─── DATA FOR THIS TASK ───

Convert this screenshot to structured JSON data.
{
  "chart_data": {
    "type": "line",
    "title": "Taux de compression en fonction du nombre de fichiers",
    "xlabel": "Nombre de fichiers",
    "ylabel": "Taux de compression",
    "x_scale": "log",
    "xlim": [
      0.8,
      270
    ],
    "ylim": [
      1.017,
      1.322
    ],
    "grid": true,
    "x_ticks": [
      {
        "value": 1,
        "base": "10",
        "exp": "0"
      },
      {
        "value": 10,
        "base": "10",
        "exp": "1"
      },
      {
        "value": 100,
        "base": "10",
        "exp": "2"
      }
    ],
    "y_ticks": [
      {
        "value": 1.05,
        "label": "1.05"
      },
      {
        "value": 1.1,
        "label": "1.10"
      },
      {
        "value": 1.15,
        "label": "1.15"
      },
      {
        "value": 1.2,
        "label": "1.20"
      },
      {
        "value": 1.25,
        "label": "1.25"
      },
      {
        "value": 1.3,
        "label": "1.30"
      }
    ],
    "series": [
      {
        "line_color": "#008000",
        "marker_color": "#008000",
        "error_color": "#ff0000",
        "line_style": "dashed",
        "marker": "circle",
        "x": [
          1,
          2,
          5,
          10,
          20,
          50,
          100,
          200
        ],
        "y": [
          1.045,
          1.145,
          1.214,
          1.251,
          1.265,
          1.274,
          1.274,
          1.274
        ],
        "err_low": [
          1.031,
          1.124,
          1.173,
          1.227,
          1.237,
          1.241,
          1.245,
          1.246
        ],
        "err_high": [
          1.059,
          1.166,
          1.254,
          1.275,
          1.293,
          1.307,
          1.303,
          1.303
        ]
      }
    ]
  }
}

───
─── DATA FOR THIS TASK ───

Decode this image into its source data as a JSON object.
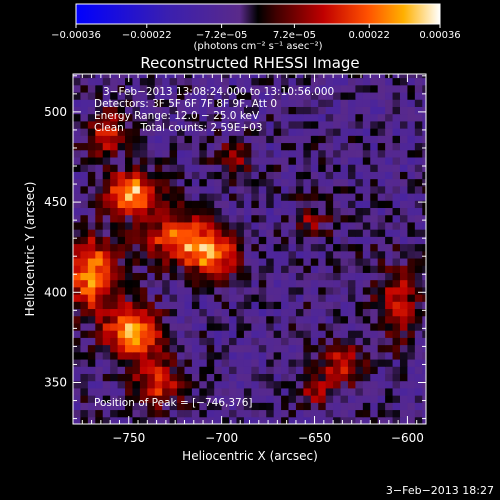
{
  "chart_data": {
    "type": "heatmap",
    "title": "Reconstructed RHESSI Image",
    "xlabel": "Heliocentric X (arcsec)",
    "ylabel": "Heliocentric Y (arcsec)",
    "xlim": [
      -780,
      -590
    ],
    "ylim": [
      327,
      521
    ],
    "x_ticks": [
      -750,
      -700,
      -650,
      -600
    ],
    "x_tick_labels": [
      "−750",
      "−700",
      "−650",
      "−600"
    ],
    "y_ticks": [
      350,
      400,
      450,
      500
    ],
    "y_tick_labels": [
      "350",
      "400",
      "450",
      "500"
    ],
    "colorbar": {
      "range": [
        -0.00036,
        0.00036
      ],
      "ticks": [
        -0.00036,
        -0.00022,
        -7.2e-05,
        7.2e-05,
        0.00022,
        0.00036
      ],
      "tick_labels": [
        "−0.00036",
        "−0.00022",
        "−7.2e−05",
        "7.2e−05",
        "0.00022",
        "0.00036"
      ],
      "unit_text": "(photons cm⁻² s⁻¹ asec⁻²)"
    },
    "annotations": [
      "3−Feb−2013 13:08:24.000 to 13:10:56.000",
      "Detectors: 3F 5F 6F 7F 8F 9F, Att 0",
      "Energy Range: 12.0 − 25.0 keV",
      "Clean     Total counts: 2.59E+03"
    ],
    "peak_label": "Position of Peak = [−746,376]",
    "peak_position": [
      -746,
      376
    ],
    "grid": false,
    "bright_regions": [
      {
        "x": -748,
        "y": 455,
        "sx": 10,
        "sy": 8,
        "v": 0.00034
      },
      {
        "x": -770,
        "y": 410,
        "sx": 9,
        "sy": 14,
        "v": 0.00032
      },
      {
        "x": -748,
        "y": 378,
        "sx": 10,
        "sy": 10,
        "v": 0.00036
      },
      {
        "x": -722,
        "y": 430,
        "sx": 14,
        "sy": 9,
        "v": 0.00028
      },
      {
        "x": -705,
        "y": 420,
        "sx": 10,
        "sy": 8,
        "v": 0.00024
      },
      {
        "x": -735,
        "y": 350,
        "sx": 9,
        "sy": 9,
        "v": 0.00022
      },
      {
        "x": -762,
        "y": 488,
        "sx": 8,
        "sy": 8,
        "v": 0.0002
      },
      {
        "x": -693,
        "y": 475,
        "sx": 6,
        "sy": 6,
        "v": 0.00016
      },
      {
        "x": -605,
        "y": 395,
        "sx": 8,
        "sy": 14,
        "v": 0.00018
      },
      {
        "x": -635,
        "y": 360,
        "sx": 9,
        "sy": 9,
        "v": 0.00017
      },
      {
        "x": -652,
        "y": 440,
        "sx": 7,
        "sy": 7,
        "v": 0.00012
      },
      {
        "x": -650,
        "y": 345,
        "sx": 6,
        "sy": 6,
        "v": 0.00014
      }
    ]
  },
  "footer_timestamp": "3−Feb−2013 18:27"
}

───
─── DATA FOR THIS TASK ───

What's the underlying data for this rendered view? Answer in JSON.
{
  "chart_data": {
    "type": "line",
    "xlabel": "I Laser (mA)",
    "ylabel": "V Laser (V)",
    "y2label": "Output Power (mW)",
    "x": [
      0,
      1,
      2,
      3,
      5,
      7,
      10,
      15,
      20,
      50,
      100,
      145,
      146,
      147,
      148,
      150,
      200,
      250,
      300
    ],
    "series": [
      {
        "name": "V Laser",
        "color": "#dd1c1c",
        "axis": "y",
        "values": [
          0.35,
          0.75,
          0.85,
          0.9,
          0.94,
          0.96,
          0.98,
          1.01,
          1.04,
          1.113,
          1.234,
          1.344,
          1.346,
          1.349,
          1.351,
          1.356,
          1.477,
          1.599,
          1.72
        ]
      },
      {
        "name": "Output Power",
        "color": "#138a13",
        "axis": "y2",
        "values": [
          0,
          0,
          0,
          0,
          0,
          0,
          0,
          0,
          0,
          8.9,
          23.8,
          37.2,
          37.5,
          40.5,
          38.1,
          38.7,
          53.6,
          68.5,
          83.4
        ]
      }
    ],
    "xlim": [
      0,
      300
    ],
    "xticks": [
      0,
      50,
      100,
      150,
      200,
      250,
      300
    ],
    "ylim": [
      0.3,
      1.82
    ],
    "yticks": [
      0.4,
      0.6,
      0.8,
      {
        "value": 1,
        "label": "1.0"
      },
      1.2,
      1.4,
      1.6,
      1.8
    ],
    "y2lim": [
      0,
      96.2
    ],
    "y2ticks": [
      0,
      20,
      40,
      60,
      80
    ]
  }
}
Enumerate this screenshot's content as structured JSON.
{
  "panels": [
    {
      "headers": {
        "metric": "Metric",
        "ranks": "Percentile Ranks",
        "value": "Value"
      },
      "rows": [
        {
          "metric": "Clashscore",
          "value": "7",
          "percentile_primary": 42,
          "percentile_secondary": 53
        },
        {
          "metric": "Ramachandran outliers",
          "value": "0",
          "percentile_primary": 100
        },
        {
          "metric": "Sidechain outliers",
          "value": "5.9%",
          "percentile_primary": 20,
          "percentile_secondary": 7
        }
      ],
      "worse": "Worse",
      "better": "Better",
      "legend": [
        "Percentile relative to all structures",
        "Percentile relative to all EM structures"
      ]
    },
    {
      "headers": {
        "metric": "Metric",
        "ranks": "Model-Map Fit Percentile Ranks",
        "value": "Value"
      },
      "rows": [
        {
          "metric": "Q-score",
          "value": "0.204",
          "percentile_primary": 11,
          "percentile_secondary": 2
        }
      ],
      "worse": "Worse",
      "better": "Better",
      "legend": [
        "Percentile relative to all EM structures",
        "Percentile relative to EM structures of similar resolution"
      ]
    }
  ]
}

───

EXERCISE TASK.
Copy every line from the entries that contains the word "relative".

OUTPUT FOR THIS EXERCISE.
        "Percentile relative to all structures",
        "Percentile relative to all EM structures"
        "Percentile relative to all EM structures",
        "Percentile relative to EM structures of similar resolution"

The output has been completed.